===== FONTE =====

Guerra, Putin e sanzioni: che ne sarà del Chelsea di Abramovich

E' iniziata la fine del "ChelseadiAbramovich" (pronunciato così, tutto attaccato)? Lui, che nel 2003 sconquassò dall'oggi al domani l'universo del calcio inglese ed europeo con una valanga, mai vista prima, di rubli, sta per cedere la società? Presto per capire cosa accadrà, vero è che il vento è girato, ma non è affatto detto che le cose cambieranno in modo sostanziale. C'entra l'invasione russa dell'Ucraina, ma non solo. Cosa c’è dietro la mossa del weekend, quando l'oligarca, uno dei più riservati, vicini e fedeli a Vladimir Putin, ha annunciato di aver trasferito con effetto immediato la gestione del club alla sua fondazione di beneficenza, perché "è la cosa più saggia nell’interesse della squadra"? Un modo per proteggere il club, i giocatori e tutti i dipendenti, cedendo la sola amministrazione a chi invece può farlo senza intoppi, proteggendo il flusso di cassa. Per ora tutto qui.

Abramovich cederà il Chelsea?

L'annuncio è il preludio a a una possibile cessione del Chelsea per una cifra stimata in almeno 2 miliardi di euro? Siamo ancora lontani anni luce da quello scenario. In questi due decenni Abramovich ha contribuito a trasformare i Blues in una delle squadre di club di maggior successo d'Europa e del mondo: 19 trofei. Quando è sbarcato lui, solo altri due proprietà in Premier erano in mani straniere, e in società di second'ordine: oggi con il recente ingresso dei sauditi alla guida del Newcastle, salgono a 15 le società il cui maggior azionista non è inglese. 

Il mondo che conoscevamo non esiste più dal momento in cui è iniziata l'invasione russa dell'Ucraina e sono partite le conseguenti sanzioni anti-Russia. Ma resta tutto da vedere quanto sostanziali saranno i cambiamenti nel pianeta calcio. Abramovich rimane saldamente proprietario del Chelsea, anche non sarà coinvolto in alcun processo decisionale a Stamford Bridge. Giovedì il deputato laburista Chris Bryant aveva detto alla Camera dei Comuni che il governo dovrebbe sequestrare i beni di Abramovich e rimuovere il 55enne dalla proprietà del Chelsea. Abramovich non ha chiesto il rinnovo del suo visto di lavoro nel Regno Unito nel 2018: negli ultimi anni l'hanno visto sempre più raramente a Londra.

===== SEZIONE DATI =====

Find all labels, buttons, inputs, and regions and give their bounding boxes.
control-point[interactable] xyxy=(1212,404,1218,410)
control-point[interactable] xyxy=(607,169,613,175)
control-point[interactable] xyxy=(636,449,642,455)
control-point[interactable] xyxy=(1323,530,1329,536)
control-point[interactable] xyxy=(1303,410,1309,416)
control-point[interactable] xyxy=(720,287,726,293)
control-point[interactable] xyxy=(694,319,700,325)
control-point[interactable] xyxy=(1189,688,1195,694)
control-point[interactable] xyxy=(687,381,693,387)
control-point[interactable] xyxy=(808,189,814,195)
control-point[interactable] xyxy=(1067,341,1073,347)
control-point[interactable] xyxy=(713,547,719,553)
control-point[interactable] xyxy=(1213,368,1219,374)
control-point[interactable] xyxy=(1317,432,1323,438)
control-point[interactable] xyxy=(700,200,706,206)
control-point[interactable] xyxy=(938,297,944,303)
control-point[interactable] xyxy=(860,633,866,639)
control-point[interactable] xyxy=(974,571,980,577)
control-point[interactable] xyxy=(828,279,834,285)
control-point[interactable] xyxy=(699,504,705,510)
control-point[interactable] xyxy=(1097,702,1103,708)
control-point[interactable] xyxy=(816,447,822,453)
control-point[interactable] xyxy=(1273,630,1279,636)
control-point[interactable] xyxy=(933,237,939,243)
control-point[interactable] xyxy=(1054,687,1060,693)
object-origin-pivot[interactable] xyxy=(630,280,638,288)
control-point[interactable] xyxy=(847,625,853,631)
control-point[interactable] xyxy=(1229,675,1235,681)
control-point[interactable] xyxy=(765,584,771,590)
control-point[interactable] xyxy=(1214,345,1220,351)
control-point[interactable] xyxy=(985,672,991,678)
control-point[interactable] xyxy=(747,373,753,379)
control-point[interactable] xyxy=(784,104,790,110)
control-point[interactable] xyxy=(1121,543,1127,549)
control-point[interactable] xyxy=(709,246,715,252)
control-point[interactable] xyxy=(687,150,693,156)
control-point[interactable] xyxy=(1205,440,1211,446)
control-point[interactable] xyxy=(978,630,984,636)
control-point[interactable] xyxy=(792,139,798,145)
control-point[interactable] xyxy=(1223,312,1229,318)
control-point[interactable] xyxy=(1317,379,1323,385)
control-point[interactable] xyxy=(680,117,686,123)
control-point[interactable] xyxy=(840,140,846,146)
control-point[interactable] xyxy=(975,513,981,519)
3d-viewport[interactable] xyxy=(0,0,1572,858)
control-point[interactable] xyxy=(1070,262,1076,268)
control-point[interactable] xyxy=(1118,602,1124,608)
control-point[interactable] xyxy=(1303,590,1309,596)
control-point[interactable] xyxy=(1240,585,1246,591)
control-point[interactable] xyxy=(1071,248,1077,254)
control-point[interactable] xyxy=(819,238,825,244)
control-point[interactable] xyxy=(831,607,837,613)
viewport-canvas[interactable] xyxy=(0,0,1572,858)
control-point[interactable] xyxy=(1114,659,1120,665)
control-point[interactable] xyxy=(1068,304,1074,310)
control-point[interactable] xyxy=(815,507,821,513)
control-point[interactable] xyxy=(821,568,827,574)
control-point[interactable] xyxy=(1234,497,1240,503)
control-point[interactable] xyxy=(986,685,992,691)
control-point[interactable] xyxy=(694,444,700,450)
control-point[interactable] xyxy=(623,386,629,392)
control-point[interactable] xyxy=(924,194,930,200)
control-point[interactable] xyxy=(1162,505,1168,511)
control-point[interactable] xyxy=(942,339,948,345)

=====

CONSEGNA A
Per ciascuna affermazione indica con sì o no se concorda con l'articolo sul Chelsea di Abramovich, citando alla lettera le parole che lo stabiliscono: (i) Abramovich ha affidato la gestione del club alla sua fondazione di beneficenza; (ii) Abramovich non è più proprietario del Chelsea; (iii) nel 2018 Abramovich ha rinnovato il suo visto di lavoro nel Regno Unito.
CONSEGNA B
Prosegui l'articolo sul Chelsea di Abramovich riprendendo subito dopo la sua ultima frase.

RISULTATO A
(i) Sì: «ha annunciato di aver trasferito con effetto immediato la gestione del club alla sua fondazione di beneficenza».
(ii) No: «Abramovich rimane saldamente proprietario del Chelsea».
(iii) No: «Abramovich non ha chiesto il rinnovo del suo visto di lavoro nel Regno Unito nel 2018».

RISULTATO B
Di fatto Abramovich, uno dei 150 uomini più ricchu del pianeta, che fece fortuna subito dopo la dissoluzione dell'Unione Sovietica nei settori del petrolio, alluminio e aviazione (deve ogni rublo della sua fortuna alla privatizzazione dei sistemi produttivi e industriali dell'ex URSS, in pochi anni si ritrovò a essere da commerciante di medio cabotaggio a tycoon), è da tempo un fantasma a Londra, ancora di più dopo l’avvelenamento dell’ex spia doppiogiochista Sergej Skripal e sua figlia Julia a Salisbury nel 2018 per mano dell’intelligence militare di Mosca. Non che Abramovich c'entrasse alcunché, ma da allora è iniziata una sorta di "guerra fredda" tra lui e il Regno Unito: non si è quasi fatto più vedere, prendendo tra l'altro la cittadinaza israeliana e quella portoghese. Abramovich teme le sanzioni britanniche e occidentali, che potrebbero riservargli una mazzata. Il governo inglese ha deciso che non potrà più vivere nel Regno Unito, come mossa di ritorsione verso Putin: obiettivo bloccare gli interessi economici dei tanti oligarchi russi che hanno messo radici nel Regno Unito.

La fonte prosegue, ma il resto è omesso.